━━━ Working data

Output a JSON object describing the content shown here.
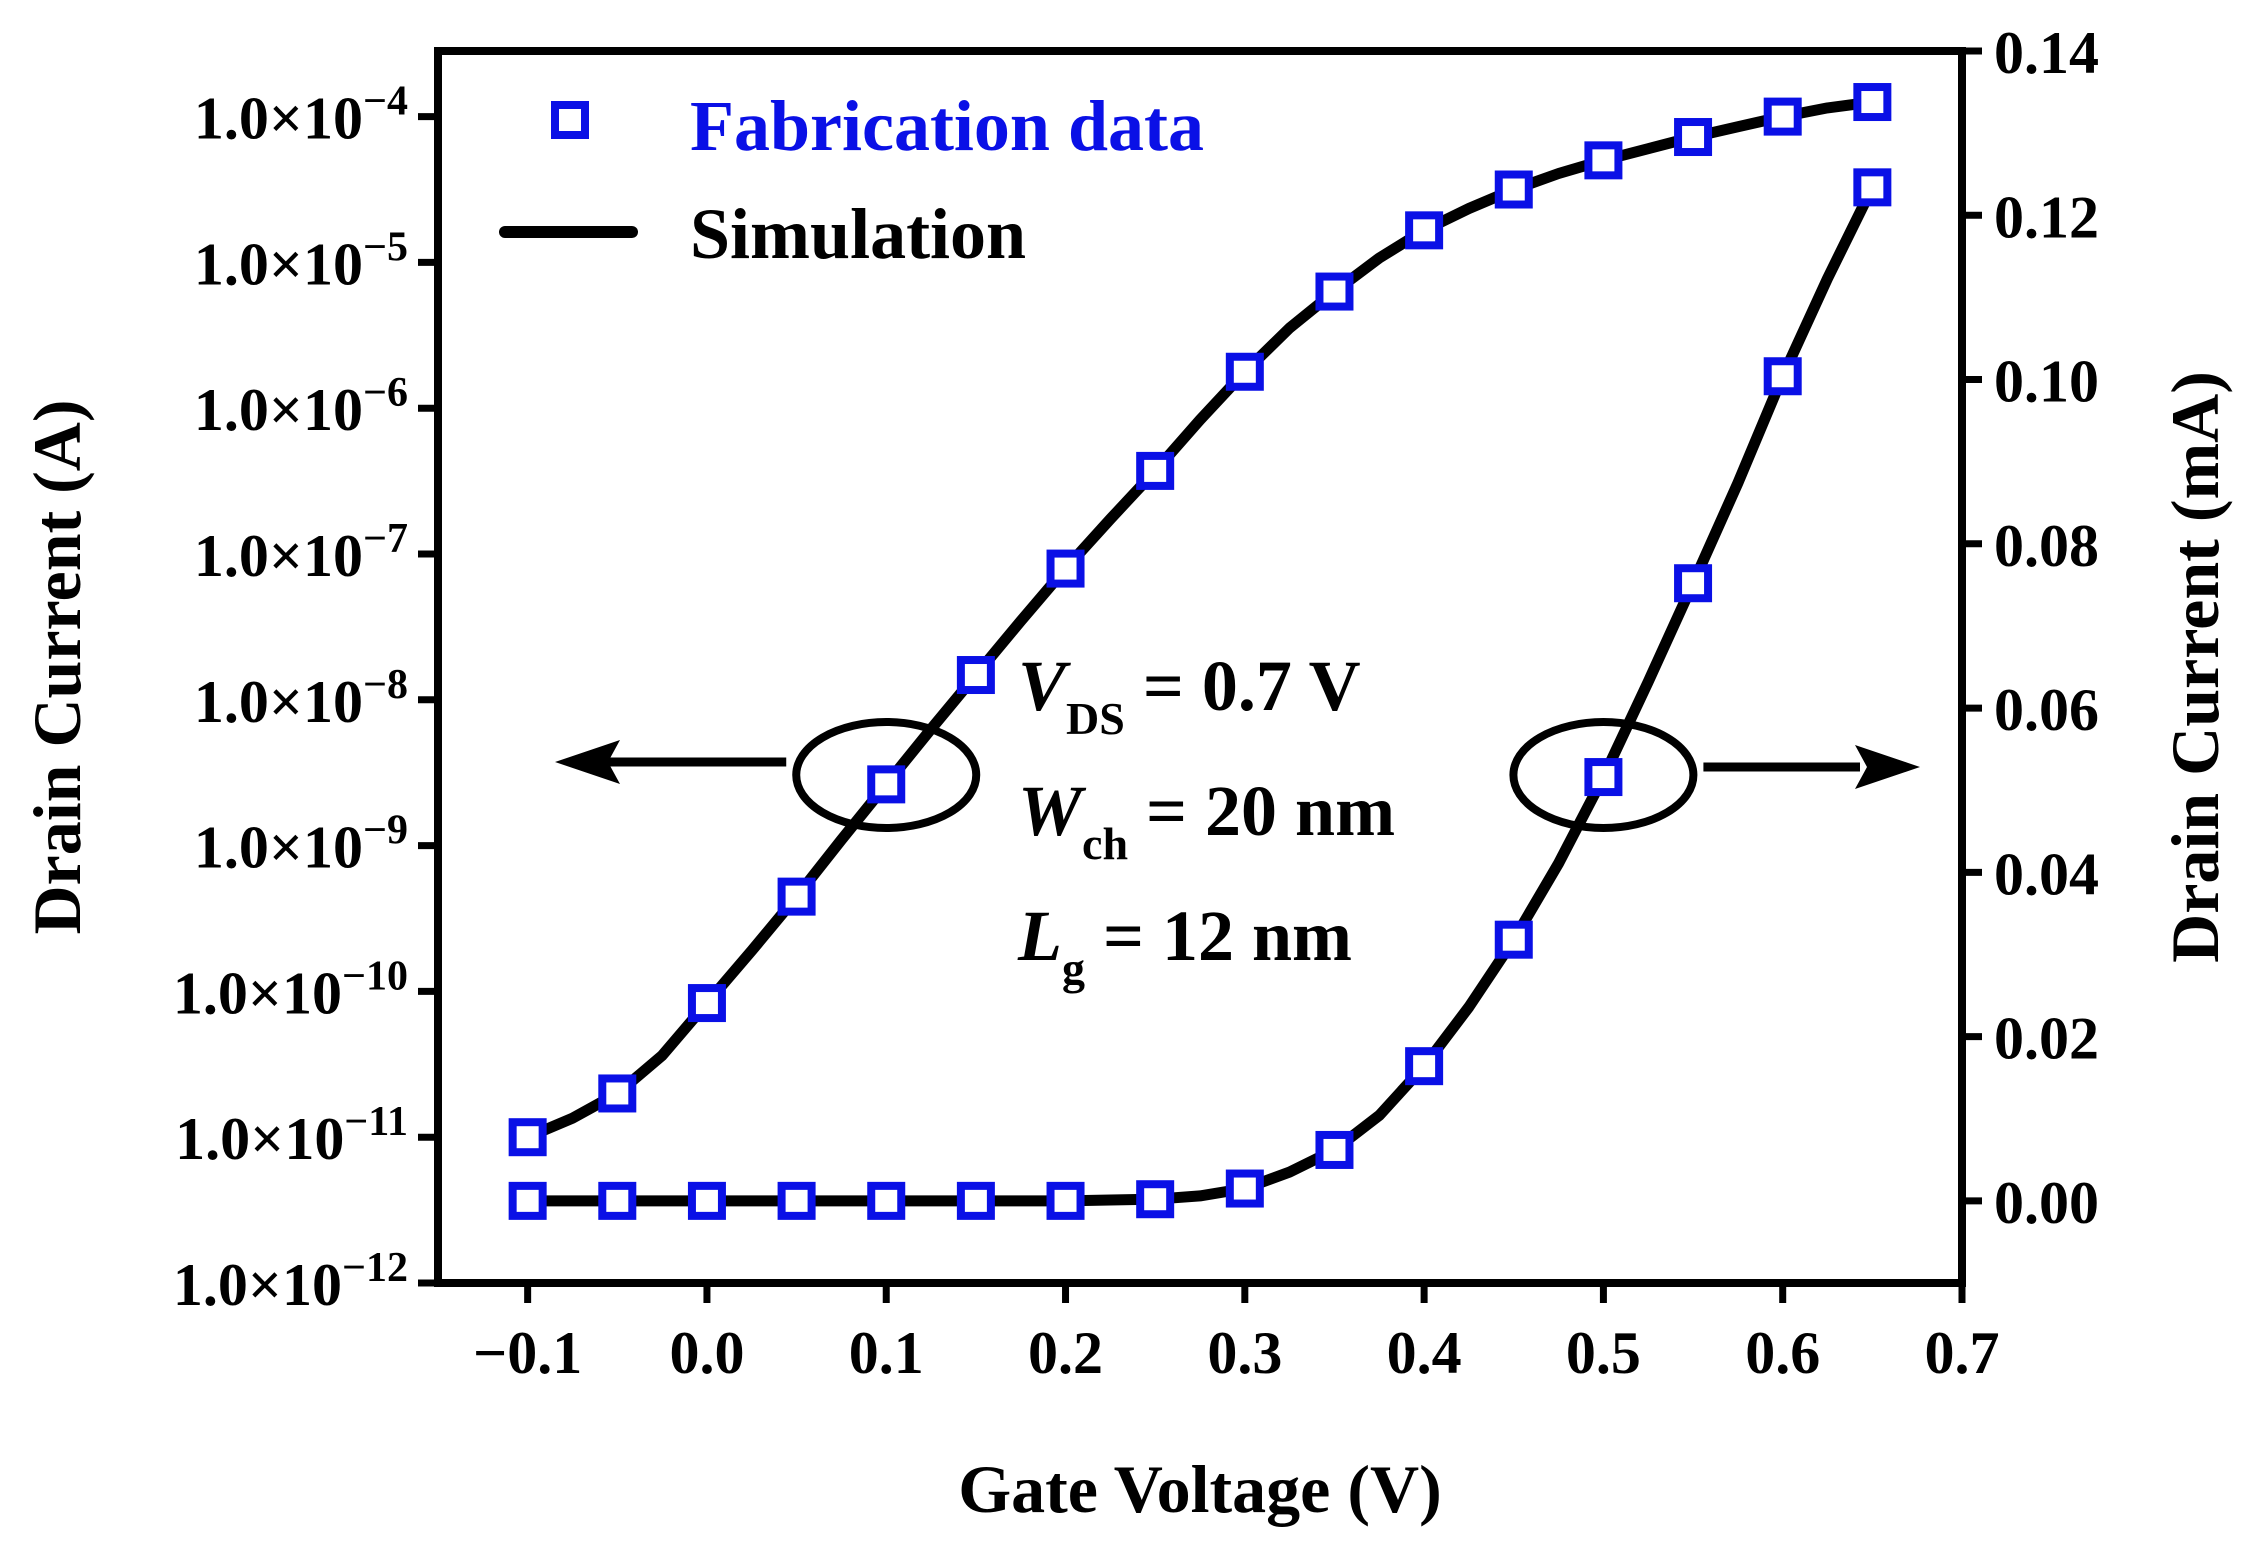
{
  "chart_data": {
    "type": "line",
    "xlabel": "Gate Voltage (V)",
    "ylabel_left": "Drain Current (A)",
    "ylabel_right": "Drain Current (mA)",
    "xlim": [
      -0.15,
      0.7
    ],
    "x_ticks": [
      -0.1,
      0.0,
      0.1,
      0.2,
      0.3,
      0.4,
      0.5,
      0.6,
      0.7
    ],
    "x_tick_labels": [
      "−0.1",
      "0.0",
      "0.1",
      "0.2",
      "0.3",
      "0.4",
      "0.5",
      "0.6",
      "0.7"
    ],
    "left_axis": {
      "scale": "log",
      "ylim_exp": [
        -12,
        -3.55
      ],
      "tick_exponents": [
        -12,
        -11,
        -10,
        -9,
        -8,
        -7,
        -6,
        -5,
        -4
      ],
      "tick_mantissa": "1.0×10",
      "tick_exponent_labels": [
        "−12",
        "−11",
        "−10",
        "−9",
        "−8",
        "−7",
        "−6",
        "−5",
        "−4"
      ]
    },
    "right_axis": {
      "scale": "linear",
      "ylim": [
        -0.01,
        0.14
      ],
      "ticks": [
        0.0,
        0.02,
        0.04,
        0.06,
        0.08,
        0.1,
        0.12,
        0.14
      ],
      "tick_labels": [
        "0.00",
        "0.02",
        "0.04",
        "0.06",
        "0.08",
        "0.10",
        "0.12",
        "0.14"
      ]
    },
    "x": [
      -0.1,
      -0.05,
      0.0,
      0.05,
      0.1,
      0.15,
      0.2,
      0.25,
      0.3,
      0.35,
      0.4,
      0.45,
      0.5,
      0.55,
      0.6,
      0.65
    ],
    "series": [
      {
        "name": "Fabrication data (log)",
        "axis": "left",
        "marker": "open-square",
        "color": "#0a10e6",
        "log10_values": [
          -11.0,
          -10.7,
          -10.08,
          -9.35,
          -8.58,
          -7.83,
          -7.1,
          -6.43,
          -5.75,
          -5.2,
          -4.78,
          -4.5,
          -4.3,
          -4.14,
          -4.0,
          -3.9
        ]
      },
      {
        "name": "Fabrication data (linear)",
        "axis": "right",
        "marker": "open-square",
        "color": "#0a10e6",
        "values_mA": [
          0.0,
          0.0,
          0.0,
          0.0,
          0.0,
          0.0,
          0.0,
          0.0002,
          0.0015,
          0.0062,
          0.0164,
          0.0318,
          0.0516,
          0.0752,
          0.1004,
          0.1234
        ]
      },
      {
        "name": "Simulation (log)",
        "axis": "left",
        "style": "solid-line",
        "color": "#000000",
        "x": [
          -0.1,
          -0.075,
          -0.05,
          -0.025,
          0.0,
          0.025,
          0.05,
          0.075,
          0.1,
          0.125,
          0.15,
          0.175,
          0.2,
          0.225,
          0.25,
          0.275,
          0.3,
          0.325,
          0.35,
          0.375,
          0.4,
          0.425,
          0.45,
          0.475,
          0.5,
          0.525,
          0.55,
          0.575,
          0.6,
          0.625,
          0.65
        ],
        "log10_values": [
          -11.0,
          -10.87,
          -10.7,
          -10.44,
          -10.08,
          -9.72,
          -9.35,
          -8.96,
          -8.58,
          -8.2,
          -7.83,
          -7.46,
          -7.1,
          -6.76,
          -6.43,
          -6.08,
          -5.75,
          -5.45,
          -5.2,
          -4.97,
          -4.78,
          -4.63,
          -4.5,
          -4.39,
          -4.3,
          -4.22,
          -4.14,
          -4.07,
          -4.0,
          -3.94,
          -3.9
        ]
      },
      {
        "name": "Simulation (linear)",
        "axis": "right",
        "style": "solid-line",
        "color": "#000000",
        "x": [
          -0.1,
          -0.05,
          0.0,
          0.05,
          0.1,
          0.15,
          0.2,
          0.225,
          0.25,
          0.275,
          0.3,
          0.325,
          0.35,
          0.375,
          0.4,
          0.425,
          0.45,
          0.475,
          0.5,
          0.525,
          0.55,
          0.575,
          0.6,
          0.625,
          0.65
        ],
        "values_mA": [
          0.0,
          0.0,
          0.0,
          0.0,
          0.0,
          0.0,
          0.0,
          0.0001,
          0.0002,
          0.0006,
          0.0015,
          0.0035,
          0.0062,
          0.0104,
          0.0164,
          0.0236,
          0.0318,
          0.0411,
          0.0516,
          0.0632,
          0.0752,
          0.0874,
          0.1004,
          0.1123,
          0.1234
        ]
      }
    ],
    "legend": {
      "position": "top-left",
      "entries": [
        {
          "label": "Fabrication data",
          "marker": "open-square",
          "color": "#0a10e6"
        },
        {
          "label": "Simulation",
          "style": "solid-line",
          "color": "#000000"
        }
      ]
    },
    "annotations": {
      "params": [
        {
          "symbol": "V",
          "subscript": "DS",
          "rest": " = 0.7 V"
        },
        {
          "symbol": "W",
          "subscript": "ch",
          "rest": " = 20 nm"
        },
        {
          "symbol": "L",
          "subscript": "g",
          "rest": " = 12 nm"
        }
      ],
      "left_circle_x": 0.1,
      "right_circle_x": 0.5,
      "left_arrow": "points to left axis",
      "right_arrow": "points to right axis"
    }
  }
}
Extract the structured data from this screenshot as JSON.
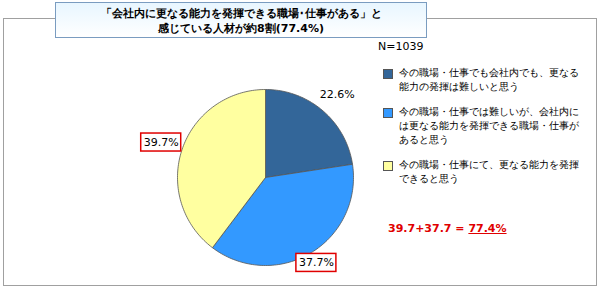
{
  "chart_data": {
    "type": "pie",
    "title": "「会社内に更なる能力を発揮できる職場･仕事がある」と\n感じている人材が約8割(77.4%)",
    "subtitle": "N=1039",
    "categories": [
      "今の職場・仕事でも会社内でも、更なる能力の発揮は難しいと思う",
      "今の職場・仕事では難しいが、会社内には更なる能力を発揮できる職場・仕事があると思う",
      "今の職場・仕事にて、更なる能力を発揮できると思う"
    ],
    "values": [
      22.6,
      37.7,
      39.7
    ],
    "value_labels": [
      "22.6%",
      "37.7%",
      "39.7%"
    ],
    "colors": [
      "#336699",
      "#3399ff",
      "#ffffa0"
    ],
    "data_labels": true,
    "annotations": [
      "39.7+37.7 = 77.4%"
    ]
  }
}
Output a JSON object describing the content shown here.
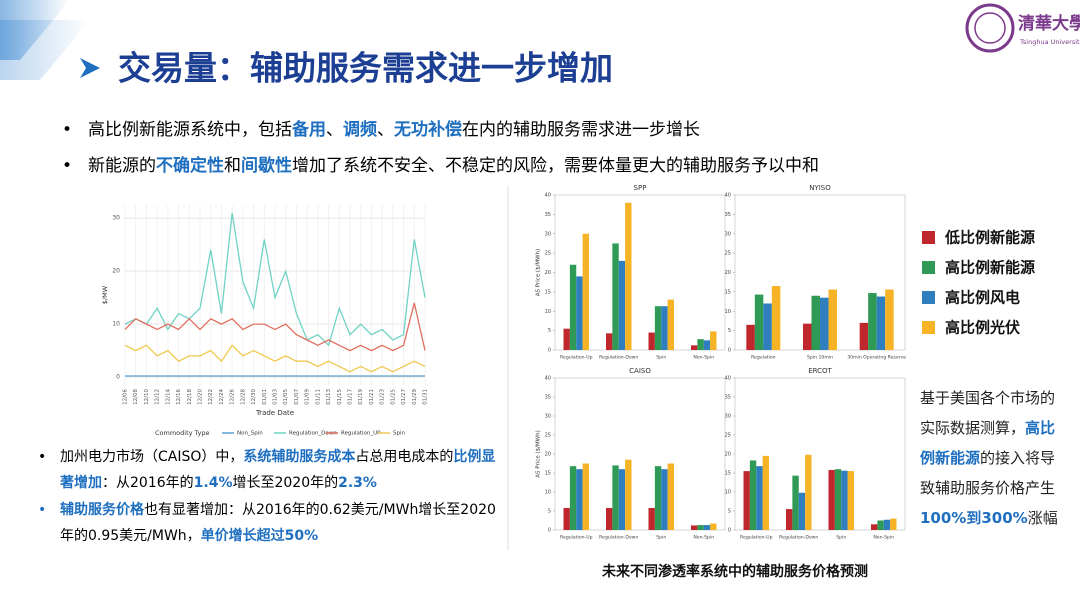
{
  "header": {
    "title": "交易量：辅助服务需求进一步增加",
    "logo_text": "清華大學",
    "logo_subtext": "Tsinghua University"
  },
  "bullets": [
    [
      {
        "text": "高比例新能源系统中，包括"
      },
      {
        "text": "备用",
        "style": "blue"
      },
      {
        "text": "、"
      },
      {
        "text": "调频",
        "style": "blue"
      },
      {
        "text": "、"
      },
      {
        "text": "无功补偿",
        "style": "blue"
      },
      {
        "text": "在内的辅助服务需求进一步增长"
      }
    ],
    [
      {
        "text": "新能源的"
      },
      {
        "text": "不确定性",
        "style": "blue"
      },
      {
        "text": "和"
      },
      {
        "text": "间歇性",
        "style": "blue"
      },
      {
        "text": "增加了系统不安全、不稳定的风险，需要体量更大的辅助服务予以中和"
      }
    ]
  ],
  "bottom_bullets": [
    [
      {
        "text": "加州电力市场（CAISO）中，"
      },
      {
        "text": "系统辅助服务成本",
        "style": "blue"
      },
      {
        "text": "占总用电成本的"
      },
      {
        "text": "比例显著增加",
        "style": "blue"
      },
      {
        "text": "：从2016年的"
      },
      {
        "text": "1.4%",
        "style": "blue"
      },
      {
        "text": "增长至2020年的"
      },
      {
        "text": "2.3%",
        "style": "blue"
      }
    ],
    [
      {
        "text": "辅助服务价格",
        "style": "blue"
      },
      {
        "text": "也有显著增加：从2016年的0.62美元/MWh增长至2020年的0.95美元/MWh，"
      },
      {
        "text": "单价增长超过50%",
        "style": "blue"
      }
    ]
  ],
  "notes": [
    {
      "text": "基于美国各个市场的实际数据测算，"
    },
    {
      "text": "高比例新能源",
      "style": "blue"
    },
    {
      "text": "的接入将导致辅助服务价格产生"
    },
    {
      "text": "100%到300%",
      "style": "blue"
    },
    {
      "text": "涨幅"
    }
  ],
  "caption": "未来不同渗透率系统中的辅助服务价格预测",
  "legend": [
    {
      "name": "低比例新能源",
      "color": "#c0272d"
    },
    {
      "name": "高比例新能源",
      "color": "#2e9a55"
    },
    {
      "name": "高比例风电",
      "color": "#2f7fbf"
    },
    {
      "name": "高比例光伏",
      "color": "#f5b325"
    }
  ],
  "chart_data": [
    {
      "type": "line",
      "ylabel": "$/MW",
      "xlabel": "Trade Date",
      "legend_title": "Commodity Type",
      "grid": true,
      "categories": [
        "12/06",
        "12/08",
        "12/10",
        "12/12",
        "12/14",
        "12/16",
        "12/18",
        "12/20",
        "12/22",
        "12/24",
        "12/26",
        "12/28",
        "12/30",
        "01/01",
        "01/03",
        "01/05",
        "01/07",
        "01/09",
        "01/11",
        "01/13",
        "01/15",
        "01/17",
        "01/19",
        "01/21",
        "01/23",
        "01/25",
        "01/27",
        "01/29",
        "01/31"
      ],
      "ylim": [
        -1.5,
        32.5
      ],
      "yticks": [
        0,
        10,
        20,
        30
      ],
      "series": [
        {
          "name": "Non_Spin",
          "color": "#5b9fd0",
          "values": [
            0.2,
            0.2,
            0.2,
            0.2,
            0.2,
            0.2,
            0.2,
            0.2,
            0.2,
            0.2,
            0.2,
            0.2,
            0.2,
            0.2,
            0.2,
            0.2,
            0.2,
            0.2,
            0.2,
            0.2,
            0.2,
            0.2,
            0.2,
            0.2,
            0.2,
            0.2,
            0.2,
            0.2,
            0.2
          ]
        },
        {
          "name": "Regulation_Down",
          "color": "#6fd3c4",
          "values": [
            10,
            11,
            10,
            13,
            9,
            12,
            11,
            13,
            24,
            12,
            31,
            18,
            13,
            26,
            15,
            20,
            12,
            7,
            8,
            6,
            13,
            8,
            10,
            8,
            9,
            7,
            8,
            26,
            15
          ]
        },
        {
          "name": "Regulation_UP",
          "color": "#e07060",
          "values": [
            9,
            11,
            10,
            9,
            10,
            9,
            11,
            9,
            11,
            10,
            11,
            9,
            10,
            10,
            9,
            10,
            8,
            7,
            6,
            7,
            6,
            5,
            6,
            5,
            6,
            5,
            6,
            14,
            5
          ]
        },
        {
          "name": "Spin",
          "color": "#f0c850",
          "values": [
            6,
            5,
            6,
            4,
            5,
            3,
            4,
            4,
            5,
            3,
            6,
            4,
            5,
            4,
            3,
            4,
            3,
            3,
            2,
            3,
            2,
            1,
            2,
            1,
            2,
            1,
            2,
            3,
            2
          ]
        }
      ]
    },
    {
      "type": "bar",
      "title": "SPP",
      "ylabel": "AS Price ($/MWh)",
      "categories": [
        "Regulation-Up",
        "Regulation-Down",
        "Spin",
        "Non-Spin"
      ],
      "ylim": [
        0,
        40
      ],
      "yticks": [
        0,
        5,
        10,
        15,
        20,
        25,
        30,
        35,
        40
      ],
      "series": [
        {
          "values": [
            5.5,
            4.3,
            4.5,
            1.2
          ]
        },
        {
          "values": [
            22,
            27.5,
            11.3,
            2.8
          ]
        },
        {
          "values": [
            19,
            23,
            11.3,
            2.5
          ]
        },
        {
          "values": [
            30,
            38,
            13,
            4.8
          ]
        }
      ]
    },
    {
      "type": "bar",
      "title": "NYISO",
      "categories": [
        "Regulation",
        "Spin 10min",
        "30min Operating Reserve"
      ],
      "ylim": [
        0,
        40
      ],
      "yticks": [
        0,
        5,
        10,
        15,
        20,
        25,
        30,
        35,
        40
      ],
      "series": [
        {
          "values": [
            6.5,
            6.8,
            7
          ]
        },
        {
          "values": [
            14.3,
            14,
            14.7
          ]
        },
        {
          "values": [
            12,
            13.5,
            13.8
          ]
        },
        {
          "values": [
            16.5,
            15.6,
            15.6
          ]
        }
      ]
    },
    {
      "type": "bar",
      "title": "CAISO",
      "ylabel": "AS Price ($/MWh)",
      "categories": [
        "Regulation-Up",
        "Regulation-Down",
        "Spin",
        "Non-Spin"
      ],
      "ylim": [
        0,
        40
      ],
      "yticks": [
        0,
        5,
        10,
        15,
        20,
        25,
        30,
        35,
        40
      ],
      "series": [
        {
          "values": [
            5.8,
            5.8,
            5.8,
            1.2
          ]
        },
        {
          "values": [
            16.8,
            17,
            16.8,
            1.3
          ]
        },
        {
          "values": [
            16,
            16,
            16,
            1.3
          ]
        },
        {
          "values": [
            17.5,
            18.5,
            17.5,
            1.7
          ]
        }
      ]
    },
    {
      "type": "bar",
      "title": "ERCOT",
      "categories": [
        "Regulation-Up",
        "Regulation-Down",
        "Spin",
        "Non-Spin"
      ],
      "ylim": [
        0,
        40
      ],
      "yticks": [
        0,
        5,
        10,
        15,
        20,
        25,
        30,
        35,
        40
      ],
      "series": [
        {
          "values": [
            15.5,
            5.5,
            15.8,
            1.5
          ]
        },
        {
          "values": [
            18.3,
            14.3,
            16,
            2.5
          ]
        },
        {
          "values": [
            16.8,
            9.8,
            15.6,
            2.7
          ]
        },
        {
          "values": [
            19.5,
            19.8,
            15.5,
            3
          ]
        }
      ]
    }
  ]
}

━━━━━━

> **Problem to solve**
Above is a listing; report how many of its lines include the word "Drain", giving the number only.

> **Solution for this problem**
2